**What is expected:** Answer with one figure only, the number of lines below in which "memory" occurs.

**Data excerpts:**
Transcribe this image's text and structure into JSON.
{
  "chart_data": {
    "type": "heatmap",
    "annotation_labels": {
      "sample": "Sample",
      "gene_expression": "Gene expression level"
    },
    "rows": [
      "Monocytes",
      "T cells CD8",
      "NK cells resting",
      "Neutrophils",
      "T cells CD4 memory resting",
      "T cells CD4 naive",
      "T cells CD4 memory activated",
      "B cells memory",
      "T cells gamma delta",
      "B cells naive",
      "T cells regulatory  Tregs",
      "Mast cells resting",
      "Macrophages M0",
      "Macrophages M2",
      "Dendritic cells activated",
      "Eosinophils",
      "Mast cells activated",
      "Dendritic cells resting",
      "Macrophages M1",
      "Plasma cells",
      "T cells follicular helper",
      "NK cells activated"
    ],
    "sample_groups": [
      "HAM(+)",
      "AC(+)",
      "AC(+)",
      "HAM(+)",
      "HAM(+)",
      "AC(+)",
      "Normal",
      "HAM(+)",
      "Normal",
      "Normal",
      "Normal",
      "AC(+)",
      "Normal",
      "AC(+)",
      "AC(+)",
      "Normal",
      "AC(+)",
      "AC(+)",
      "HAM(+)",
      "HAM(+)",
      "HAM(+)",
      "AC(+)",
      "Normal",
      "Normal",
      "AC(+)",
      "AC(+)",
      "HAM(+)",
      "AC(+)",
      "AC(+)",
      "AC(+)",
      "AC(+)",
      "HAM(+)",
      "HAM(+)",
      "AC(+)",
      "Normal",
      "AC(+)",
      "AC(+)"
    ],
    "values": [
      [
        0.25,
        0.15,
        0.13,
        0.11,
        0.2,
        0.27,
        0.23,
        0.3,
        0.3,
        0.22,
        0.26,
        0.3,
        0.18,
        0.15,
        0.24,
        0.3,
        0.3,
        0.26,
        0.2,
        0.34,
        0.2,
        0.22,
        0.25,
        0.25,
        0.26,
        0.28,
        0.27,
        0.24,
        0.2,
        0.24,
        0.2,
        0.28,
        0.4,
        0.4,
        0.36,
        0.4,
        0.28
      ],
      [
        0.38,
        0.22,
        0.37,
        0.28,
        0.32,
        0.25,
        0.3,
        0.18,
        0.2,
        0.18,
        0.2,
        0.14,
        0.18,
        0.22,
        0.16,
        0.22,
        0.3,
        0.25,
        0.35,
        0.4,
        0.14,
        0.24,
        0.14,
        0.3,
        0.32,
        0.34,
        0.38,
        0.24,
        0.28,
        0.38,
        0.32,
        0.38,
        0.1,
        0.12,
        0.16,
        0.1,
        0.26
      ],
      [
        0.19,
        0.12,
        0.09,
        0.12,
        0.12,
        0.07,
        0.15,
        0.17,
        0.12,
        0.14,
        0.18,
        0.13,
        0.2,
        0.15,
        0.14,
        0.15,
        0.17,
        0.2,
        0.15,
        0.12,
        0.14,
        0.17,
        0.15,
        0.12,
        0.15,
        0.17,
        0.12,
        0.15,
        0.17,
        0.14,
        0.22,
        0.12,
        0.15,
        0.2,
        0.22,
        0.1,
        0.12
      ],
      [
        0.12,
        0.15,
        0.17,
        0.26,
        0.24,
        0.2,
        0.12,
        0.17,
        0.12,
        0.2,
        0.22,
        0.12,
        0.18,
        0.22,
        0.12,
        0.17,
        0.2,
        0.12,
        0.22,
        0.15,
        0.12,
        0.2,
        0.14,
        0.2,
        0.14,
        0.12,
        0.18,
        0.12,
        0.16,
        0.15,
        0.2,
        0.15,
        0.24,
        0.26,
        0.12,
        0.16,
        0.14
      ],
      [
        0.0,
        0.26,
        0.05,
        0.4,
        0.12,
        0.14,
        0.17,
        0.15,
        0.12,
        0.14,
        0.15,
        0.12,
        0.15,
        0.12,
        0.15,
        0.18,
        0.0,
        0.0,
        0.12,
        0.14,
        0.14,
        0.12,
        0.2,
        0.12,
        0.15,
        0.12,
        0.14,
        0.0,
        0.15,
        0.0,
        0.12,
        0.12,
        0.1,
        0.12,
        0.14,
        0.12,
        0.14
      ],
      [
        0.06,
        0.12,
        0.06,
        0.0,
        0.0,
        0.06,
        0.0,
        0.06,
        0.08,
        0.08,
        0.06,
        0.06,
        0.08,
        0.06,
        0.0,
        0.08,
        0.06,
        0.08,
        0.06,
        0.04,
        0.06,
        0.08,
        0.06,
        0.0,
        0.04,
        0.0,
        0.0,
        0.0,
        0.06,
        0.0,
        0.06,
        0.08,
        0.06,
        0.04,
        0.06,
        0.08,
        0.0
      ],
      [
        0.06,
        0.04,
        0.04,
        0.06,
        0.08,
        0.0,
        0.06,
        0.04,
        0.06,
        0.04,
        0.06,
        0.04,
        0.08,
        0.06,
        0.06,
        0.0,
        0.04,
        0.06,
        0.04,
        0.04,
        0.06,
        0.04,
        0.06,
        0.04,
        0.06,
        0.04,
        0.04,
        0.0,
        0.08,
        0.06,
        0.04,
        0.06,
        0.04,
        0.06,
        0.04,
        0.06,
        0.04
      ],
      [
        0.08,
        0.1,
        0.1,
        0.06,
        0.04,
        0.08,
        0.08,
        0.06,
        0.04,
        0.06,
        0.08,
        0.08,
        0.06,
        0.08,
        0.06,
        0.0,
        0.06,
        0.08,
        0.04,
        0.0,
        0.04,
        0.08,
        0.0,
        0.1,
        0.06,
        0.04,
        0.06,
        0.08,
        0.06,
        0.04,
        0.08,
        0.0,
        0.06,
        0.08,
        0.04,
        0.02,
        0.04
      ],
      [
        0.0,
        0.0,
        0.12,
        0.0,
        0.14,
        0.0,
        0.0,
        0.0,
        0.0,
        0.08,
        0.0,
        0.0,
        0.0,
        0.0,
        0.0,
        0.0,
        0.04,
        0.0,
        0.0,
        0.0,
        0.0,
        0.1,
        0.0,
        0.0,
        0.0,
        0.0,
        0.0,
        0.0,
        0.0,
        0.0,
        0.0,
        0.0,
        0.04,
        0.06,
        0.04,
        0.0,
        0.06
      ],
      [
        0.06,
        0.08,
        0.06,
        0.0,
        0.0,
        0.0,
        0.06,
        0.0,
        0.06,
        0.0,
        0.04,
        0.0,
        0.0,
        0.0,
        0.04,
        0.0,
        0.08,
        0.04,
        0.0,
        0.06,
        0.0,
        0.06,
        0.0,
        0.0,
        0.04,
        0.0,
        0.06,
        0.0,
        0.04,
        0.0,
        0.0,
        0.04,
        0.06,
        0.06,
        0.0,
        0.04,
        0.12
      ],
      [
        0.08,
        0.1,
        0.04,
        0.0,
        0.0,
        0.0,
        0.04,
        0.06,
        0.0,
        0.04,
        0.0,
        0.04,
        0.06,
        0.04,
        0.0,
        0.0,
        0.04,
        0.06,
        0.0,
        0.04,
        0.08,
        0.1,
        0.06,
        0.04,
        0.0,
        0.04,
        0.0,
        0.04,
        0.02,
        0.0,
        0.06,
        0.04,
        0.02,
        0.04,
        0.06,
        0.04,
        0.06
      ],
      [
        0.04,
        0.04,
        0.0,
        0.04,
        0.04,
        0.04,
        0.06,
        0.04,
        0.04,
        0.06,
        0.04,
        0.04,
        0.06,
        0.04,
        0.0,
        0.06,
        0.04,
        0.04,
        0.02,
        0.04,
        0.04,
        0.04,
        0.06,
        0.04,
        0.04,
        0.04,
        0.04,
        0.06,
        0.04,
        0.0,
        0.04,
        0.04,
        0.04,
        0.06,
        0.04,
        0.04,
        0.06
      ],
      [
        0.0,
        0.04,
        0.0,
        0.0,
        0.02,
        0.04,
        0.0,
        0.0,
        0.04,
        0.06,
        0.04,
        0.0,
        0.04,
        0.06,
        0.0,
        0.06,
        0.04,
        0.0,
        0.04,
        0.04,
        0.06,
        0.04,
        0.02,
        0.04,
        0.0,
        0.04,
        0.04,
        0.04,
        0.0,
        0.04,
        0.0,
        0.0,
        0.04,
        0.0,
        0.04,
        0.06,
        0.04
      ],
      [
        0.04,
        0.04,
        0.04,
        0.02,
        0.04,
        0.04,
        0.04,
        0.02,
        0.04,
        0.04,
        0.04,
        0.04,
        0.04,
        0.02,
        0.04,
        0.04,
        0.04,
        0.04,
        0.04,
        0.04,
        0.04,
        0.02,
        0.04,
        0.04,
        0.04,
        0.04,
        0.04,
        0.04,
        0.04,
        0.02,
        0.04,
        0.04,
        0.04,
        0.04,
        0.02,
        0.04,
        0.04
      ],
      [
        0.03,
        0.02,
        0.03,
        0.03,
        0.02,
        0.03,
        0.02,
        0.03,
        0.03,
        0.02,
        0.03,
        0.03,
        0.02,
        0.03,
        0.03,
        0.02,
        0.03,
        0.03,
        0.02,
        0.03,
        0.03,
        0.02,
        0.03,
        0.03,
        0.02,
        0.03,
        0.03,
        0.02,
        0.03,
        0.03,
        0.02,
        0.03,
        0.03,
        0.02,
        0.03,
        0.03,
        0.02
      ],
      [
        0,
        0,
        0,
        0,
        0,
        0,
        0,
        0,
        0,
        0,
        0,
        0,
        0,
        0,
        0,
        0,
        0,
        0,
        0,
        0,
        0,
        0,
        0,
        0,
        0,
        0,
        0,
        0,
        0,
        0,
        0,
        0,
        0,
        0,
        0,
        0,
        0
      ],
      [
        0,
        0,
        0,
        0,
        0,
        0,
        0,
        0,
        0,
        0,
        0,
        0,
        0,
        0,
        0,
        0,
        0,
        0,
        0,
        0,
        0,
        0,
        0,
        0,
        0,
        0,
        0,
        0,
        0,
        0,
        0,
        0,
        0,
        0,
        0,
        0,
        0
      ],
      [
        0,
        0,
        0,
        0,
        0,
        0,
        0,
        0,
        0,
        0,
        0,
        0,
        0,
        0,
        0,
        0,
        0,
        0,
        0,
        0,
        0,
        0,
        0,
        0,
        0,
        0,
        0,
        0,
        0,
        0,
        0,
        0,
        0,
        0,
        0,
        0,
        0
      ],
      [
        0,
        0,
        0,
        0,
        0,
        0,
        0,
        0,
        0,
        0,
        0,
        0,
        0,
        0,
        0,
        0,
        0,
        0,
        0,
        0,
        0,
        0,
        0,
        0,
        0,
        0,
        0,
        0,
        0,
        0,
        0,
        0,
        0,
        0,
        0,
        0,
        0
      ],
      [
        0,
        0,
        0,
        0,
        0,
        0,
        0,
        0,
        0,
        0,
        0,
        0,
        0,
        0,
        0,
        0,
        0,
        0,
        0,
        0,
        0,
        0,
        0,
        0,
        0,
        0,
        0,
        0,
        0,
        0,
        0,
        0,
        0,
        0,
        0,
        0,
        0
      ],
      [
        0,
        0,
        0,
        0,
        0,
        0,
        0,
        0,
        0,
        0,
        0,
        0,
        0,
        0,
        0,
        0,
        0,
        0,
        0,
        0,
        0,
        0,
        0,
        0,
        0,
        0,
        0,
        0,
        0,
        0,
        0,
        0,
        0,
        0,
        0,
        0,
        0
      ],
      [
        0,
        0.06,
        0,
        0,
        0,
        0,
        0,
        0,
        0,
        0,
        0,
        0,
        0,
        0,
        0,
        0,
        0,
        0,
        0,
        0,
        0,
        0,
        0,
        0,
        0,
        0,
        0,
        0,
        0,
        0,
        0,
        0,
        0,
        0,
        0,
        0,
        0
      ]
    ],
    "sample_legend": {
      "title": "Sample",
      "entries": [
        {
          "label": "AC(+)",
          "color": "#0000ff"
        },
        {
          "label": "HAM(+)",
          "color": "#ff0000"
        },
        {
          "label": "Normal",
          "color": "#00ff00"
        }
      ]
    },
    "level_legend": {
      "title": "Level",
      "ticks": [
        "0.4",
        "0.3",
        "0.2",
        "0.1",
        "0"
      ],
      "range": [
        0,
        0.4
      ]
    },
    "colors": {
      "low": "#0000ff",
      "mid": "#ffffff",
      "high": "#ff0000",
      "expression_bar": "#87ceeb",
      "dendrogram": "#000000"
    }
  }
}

**Finished exercise:** 3